[THE EXERCISE]: Write out the lines from the one containing "What elements are present" to the one containing "x-axis-title: d'enregistrement et" exactly as they appear.
-- Start of SUPPLIED DATA --
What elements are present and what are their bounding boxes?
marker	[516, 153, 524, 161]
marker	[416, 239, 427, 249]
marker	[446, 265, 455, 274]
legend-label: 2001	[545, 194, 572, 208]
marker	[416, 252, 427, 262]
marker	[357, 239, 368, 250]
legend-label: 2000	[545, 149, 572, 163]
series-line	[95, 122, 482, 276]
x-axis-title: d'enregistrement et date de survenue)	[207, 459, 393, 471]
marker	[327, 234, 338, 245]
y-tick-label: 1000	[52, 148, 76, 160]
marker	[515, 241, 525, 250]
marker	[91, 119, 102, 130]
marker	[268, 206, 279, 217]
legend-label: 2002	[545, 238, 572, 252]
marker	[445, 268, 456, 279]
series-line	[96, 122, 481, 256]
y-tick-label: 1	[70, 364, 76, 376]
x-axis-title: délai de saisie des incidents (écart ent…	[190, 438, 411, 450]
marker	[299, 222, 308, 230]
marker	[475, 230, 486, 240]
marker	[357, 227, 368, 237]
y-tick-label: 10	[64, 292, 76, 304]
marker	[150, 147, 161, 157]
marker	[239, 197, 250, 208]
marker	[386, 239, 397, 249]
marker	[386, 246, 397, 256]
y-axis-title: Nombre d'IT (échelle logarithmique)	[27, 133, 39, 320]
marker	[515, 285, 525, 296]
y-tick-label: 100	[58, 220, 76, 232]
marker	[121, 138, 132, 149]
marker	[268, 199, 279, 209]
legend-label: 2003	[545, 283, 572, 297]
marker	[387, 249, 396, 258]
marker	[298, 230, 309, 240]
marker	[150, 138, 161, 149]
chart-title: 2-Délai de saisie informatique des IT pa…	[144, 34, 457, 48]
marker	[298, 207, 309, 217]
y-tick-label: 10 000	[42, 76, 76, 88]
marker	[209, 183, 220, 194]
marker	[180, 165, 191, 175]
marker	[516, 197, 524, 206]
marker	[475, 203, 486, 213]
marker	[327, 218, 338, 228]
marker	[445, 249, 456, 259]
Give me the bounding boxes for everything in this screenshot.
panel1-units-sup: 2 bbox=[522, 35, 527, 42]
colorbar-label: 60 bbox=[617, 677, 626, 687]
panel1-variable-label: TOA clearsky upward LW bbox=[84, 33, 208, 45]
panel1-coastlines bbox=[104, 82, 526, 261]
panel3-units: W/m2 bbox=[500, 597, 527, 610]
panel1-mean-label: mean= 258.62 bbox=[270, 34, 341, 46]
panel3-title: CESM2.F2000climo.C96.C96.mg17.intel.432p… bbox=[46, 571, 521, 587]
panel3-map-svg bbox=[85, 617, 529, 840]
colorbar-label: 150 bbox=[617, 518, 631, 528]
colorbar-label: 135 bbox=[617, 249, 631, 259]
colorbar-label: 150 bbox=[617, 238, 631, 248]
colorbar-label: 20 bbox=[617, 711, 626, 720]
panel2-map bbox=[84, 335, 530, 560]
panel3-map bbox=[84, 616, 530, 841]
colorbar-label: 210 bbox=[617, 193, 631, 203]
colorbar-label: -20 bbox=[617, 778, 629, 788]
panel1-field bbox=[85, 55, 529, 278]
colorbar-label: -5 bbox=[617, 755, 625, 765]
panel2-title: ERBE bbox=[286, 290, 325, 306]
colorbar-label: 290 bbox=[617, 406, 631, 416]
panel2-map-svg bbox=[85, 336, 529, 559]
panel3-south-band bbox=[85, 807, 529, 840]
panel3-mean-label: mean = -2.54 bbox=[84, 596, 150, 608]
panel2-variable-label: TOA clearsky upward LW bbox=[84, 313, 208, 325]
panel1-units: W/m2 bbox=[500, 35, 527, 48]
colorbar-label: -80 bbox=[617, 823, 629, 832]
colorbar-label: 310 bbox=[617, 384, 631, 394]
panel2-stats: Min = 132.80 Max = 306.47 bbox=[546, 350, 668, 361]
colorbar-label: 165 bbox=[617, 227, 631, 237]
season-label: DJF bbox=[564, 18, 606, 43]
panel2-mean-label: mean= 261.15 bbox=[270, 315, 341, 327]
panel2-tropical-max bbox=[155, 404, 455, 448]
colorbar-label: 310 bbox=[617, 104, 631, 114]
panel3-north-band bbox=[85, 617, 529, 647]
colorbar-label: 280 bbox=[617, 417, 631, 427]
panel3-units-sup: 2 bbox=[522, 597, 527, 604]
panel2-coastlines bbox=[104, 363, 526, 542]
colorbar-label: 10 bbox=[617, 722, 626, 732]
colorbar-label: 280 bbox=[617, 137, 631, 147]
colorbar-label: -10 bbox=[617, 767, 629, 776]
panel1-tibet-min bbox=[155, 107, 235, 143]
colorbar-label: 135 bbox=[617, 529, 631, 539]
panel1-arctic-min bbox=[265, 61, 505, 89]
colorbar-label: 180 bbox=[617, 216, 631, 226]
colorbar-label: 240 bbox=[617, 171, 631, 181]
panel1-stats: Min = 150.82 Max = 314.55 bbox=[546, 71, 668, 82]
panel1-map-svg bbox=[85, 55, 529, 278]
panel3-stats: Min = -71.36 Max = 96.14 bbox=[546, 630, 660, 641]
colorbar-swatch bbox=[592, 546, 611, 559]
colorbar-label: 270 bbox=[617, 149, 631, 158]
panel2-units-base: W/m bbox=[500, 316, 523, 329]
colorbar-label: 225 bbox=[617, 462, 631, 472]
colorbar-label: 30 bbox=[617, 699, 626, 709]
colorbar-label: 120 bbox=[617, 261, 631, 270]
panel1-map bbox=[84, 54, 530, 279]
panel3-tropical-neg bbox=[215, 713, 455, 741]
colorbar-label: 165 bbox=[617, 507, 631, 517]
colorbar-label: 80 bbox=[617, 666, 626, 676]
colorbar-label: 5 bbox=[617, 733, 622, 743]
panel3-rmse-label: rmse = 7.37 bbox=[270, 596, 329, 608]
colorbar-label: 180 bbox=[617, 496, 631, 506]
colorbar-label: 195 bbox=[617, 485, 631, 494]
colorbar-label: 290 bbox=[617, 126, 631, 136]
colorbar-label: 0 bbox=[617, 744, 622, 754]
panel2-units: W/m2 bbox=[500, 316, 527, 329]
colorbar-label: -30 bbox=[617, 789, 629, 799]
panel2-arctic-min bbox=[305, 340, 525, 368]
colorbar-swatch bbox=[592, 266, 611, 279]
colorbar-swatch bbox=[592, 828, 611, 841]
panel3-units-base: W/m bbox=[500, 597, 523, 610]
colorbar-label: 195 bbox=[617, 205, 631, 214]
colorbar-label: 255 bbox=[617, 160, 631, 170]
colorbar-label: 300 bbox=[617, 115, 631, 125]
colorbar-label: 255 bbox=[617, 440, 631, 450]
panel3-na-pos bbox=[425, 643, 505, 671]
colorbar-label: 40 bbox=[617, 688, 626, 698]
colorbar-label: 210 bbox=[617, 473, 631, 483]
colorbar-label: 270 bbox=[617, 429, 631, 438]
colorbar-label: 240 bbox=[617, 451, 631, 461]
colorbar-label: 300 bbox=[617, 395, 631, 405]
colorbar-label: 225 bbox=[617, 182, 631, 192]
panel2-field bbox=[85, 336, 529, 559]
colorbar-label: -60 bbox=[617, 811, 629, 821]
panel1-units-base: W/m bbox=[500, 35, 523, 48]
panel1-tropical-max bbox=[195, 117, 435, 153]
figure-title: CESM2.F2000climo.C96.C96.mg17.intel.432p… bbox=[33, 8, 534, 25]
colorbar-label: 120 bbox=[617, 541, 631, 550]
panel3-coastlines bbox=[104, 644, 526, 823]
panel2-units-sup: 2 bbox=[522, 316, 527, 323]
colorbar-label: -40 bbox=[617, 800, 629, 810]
-- End of SUPPLIED DATA --
-- Start of SUPPLIED DATA --
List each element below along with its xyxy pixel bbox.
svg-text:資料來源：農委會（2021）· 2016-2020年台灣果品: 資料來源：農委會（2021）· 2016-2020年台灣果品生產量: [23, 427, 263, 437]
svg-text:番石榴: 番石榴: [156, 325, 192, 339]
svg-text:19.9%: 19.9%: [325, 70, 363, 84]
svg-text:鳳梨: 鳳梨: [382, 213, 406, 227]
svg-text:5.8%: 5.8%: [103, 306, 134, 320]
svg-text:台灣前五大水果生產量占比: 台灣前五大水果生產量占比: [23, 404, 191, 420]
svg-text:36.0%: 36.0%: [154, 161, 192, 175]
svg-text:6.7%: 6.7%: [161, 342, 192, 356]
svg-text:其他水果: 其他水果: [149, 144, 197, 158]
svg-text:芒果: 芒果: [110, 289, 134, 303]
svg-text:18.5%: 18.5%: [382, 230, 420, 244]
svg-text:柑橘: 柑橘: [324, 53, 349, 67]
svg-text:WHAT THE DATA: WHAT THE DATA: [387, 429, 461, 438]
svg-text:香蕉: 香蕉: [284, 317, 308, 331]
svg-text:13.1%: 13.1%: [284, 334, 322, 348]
-- End of SUPPLIED DATA --
-- Start of SUPPLIED DATA --
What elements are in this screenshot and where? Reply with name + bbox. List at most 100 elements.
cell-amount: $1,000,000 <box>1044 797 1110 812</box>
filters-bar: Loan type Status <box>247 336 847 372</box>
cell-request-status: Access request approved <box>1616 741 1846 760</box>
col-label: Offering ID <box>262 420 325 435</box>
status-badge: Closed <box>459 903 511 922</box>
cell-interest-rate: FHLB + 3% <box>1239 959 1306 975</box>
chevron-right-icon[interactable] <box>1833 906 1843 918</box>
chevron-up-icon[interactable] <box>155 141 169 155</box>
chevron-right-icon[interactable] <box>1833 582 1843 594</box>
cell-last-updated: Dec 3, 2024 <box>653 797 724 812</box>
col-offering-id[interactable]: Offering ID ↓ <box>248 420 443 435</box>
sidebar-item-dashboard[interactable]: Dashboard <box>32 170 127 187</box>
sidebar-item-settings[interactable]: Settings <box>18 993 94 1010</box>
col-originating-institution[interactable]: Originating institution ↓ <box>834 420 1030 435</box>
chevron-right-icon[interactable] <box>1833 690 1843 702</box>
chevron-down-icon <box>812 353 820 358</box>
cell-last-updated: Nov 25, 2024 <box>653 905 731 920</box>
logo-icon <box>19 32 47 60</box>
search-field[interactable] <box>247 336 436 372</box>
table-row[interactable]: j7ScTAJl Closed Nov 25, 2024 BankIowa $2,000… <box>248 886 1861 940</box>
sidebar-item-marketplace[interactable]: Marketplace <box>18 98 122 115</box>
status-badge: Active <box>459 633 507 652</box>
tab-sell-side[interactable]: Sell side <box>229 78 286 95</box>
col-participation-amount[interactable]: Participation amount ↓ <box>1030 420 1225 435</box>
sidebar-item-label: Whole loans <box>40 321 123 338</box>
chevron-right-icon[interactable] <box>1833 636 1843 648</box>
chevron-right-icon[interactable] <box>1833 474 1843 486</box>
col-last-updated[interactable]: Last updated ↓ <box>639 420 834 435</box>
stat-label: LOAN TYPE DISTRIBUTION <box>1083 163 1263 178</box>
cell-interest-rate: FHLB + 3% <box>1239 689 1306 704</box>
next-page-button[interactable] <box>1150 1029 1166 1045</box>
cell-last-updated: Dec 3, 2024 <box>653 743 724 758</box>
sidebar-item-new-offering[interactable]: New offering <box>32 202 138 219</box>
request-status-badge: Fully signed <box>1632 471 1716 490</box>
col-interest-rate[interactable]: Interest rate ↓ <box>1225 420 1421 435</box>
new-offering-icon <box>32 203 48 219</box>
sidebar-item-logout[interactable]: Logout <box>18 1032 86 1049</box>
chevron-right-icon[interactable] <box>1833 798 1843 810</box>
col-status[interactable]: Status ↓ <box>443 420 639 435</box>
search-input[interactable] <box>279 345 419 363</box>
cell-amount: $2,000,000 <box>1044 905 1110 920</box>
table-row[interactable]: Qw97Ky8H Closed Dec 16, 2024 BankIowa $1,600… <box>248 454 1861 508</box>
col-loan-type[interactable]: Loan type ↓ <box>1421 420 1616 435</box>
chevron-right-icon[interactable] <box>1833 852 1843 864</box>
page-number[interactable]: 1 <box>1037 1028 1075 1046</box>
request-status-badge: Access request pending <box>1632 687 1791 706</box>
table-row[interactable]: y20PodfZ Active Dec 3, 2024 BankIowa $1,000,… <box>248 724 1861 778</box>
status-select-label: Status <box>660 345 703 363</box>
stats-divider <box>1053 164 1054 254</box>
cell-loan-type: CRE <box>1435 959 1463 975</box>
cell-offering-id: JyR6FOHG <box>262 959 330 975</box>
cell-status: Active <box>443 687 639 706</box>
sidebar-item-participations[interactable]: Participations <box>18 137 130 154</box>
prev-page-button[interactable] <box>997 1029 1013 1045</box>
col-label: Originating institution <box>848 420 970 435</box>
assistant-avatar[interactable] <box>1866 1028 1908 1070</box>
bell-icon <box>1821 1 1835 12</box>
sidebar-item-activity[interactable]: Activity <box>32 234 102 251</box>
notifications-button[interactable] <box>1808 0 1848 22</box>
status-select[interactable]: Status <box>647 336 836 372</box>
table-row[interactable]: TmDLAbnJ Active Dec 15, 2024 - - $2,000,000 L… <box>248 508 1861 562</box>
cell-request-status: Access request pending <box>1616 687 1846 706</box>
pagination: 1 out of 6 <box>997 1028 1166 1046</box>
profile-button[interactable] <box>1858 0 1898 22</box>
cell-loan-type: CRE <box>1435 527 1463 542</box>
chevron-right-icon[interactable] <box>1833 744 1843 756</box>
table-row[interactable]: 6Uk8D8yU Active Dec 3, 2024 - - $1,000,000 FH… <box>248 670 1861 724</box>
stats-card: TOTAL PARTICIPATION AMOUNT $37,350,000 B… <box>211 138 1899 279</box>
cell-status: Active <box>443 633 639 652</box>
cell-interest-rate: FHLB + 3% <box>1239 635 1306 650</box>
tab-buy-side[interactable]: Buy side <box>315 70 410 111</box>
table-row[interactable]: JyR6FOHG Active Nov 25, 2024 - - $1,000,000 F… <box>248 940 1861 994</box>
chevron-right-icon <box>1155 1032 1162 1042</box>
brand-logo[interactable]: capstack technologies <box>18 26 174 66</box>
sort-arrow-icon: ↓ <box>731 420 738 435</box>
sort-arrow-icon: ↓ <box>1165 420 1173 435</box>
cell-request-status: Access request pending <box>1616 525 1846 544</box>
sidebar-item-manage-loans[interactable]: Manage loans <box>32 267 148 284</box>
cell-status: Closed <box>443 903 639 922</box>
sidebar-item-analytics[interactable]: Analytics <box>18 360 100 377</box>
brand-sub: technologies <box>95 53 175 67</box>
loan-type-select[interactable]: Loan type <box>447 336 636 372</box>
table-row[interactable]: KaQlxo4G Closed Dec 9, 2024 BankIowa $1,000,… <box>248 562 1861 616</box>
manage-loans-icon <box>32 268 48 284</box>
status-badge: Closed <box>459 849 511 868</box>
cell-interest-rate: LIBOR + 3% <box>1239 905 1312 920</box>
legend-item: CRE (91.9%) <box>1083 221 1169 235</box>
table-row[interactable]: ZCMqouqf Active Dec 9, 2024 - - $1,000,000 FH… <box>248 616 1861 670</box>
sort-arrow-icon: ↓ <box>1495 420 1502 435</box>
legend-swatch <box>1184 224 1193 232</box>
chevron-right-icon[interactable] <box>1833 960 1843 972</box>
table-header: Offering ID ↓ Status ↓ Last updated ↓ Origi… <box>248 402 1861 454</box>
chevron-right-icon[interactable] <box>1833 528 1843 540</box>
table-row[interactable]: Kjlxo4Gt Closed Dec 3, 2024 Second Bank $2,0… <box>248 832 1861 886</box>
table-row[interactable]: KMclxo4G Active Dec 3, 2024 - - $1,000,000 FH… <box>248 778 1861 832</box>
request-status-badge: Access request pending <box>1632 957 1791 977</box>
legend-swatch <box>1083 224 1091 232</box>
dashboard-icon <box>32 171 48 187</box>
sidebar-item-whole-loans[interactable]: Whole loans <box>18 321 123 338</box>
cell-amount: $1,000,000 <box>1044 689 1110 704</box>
-- End of SUPPLIED DATA --
[RESPONSE]:
What elements are present and what are their bounding boxes?
marker	[516, 153, 524, 161]
marker	[416, 239, 427, 249]
marker	[446, 265, 455, 274]
legend-label: 2001	[545, 194, 572, 208]
marker	[416, 252, 427, 262]
marker	[357, 239, 368, 250]
legend-label: 2000	[545, 149, 572, 163]
series-line	[95, 122, 482, 276]
x-axis-title: d'enregistrement et date de survenue)	[207, 459, 393, 471]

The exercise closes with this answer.